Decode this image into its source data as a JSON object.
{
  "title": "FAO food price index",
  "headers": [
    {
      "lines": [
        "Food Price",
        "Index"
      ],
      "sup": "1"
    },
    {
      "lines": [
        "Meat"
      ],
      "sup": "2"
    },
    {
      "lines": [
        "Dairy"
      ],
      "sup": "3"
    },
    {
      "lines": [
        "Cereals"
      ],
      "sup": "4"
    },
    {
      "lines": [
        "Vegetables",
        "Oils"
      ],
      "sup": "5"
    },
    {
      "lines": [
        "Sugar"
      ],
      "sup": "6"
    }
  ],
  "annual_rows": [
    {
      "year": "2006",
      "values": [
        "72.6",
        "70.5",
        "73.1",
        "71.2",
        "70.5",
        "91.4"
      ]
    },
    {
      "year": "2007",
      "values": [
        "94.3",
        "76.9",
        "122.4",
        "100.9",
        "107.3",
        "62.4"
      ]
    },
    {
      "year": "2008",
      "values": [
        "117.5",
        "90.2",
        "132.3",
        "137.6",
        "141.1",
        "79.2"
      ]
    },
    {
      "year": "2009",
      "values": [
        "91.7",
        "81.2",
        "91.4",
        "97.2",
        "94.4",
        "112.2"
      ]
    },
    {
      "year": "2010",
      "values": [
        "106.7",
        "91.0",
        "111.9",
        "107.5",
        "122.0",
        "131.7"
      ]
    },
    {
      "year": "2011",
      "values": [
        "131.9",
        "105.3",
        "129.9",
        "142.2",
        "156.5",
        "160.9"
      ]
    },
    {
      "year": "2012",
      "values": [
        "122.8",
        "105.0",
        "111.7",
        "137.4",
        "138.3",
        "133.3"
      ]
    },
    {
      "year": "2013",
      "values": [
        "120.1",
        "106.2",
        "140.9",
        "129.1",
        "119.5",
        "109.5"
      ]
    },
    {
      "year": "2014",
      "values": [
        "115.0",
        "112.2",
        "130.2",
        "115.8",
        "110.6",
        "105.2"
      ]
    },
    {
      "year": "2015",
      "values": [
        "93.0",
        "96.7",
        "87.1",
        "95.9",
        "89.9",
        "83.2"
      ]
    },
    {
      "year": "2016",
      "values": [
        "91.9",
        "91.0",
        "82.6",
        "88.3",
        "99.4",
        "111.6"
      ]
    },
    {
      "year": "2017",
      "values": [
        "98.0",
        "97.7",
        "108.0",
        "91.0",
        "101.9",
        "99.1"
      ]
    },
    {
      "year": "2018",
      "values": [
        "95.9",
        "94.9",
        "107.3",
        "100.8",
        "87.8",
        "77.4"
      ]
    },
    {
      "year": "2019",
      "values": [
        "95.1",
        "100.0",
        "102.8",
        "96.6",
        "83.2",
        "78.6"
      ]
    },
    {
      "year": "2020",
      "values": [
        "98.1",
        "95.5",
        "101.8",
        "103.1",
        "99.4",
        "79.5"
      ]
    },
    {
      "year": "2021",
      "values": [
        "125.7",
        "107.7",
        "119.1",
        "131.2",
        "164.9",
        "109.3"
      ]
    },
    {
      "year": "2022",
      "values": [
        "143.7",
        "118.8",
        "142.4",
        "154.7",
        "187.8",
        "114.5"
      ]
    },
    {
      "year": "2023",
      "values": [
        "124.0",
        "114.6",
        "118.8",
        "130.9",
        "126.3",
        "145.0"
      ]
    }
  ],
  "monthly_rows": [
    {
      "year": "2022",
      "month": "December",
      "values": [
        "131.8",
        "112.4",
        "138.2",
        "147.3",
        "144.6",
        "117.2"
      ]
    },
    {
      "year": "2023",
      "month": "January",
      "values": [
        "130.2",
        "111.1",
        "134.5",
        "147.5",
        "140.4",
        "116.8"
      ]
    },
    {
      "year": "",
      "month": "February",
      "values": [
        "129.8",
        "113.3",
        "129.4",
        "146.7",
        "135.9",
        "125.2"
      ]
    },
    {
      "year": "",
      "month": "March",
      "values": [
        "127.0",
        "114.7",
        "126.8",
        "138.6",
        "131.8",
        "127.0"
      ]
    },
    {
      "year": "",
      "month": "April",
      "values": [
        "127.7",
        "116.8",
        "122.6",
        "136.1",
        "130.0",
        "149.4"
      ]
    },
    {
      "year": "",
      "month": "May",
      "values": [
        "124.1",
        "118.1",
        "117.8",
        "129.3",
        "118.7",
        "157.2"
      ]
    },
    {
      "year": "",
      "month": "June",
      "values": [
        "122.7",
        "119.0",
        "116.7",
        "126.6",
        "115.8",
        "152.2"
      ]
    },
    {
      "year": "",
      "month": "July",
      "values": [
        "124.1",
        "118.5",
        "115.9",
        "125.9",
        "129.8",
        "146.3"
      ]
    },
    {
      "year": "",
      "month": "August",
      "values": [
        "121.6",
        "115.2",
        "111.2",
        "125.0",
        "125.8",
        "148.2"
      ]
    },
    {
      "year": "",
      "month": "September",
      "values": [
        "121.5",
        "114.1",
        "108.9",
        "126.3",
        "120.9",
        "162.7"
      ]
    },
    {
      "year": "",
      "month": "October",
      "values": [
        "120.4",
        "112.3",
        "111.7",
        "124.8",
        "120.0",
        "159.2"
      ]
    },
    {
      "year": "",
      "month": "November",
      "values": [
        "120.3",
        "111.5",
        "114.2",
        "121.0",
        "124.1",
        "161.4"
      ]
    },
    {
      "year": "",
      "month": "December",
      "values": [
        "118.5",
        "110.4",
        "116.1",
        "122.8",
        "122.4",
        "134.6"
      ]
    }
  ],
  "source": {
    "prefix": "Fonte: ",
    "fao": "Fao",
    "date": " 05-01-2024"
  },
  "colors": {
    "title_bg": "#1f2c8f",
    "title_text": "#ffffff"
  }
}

==*==

● Instructions for the task:
Each record must be repeated exactly as it is.

● Solution below:
Decode this image into its source data as a JSON object.
{
  "title": "FAO food price index",
  "headers": [
    {
      "lines": [
        "Food Price",
        "Index"
      ],
      "sup": "1"
    },
    {
      "lines": [
        "Meat"
      ],
      "sup": "2"
    },
    {
      "lines": [
        "Dairy"
      ],
      "sup": "3"
    },
    {
      "lines": [
        "Cereals"
      ],
      "sup": "4"
    },
    {
      "lines": [
        "Vegetables",
        "Oils"
      ],
      "sup": "5"
    },
    {
      "lines": [
        "Sugar"
      ],
      "sup": "6"
    }
  ],
  "annual_rows": [
    {
      "year": "2006",
      "values": [
        "72.6",
        "70.5",
        "73.1",
        "71.2",
        "70.5",
        "91.4"
      ]
    },
    {
      "year": "2007",
      "values": [
        "94.3",
        "76.9",
        "122.4",
        "100.9",
        "107.3",
        "62.4"
      ]
    },
    {
      "year": "2008",
      "values": [
        "117.5",
        "90.2",
        "132.3",
        "137.6",
        "141.1",
        "79.2"
      ]
    },
    {
      "year": "2009",
      "values": [
        "91.7",
        "81.2",
        "91.4",
        "97.2",
        "94.4",
        "112.2"
      ]
    },
    {
      "year": "2010",
      "values": [
        "106.7",
        "91.0",
        "111.9",
        "107.5",
        "122.0",
        "131.7"
      ]
    },
    {
      "year": "2011",
      "values": [
        "131.9",
        "105.3",
        "129.9",
        "142.2",
        "156.5",
        "160.9"
      ]
    },
    {
      "year": "2012",
      "values": [
        "122.8",
        "105.0",
        "111.7",
        "137.4",
        "138.3",
        "133.3"
      ]
    },
    {
      "year": "2013",
      "values": [
        "120.1",
        "106.2",
        "140.9",
        "129.1",
        "119.5",
        "109.5"
      ]
    },
    {
      "year": "2014",
      "values": [
        "115.0",
        "112.2",
        "130.2",
        "115.8",
        "110.6",
        "105.2"
      ]
    },
    {
      "year": "2015",
      "values": [
        "93.0",
        "96.7",
        "87.1",
        "95.9",
        "89.9",
        "83.2"
      ]
    },
    {
      "year": "2016",
      "values": [
        "91.9",
        "91.0",
        "82.6",
        "88.3",
        "99.4",
        "111.6"
      ]
    },
    {
      "year": "2017",
      "values": [
        "98.0",
        "97.7",
        "108.0",
        "91.0",
        "101.9",
        "99.1"
      ]
    },
    {
      "year": "2018",
      "values": [
        "95.9",
        "94.9",
        "107.3",
        "100.8",
        "87.8",
        "77.4"
      ]
    },
    {
      "year": "2019",
      "values": [
        "95.1",
        "100.0",
        "102.8",
        "96.6",
        "83.2",
        "78.6"
      ]
    },
    {
      "year": "2020",
      "values": [
        "98.1",
        "95.5",
        "101.8",
        "103.1",
        "99.4",
        "79.5"
      ]
    },
    {
      "year": "2021",
      "values": [
        "125.7",
        "107.7",
        "119.1",
        "131.2",
        "164.9",
        "109.3"
      ]
    },
    {
      "year": "2022",
      "values": [
        "143.7",
        "118.8",
        "142.4",
        "154.7",
        "187.8",
        "114.5"
      ]
    },
    {
      "year": "2023",
      "values": [
        "124.0",
        "114.6",
        "118.8",
        "130.9",
        "126.3",
        "145.0"
      ]
    }
  ],
  "monthly_rows": [
    {
      "year": "2022",
      "month": "December",
      "values": [
        "131.8",
        "112.4",
        "138.2",
        "147.3",
        "144.6",
        "117.2"
      ]
    },
    {
      "year": "2023",
      "month": "January",
      "values": [
        "130.2",
        "111.1",
        "134.5",
        "147.5",
        "140.4",
        "116.8"
      ]
    },
    {
      "year": "",
      "month": "February",
      "values": [
        "129.8",
        "113.3",
        "129.4",
        "146.7",
        "135.9",
        "125.2"
      ]
    },
    {
      "year": "",
      "month": "March",
      "values": [
        "127.0",
        "114.7",
        "126.8",
        "138.6",
        "131.8",
        "127.0"
      ]
    },
    {
      "year": "",
      "month": "April",
      "values": [
        "127.7",
        "116.8",
        "122.6",
        "136.1",
        "130.0",
        "149.4"
      ]
    },
    {
      "year": "",
      "month": "May",
      "values": [
        "124.1",
        "118.1",
        "117.8",
        "129.3",
        "118.7",
        "157.2"
      ]
    },
    {
      "year": "",
      "month": "June",
      "values": [
        "122.7",
        "119.0",
        "116.7",
        "126.6",
        "115.8",
        "152.2"
      ]
    },
    {
      "year": "",
      "month": "July",
      "values": [
        "124.1",
        "118.5",
        "115.9",
        "125.9",
        "129.8",
        "146.3"
      ]
    },
    {
      "year": "",
      "month": "August",
      "values": [
        "121.6",
        "115.2",
        "111.2",
        "125.0",
        "125.8",
        "148.2"
      ]
    },
    {
      "year": "",
      "month": "September",
      "values": [
        "121.5",
        "114.1",
        "108.9",
        "126.3",
        "120.9",
        "162.7"
      ]
    },
    {
      "year": "",
      "month": "October",
      "values": [
        "120.4",
        "112.3",
        "111.7",
        "124.8",
        "120.0",
        "159.2"
      ]
    },
    {
      "year": "",
      "month": "November",
      "values": [
        "120.3",
        "111.5",
        "114.2",
        "121.0",
        "124.1",
        "161.4"
      ]
    },
    {
      "year": "",
      "month": "December",
      "values": [
        "118.5",
        "110.4",
        "116.1",
        "122.8",
        "122.4",
        "134.6"
      ]
    }
  ],
  "source": {
    "prefix": "Fonte: ",
    "fao": "Fao",
    "date": " 05-01-2024"
  },
  "colors": {
    "title_bg": "#1f2c8f",
    "title_text": "#ffffff"
  }
}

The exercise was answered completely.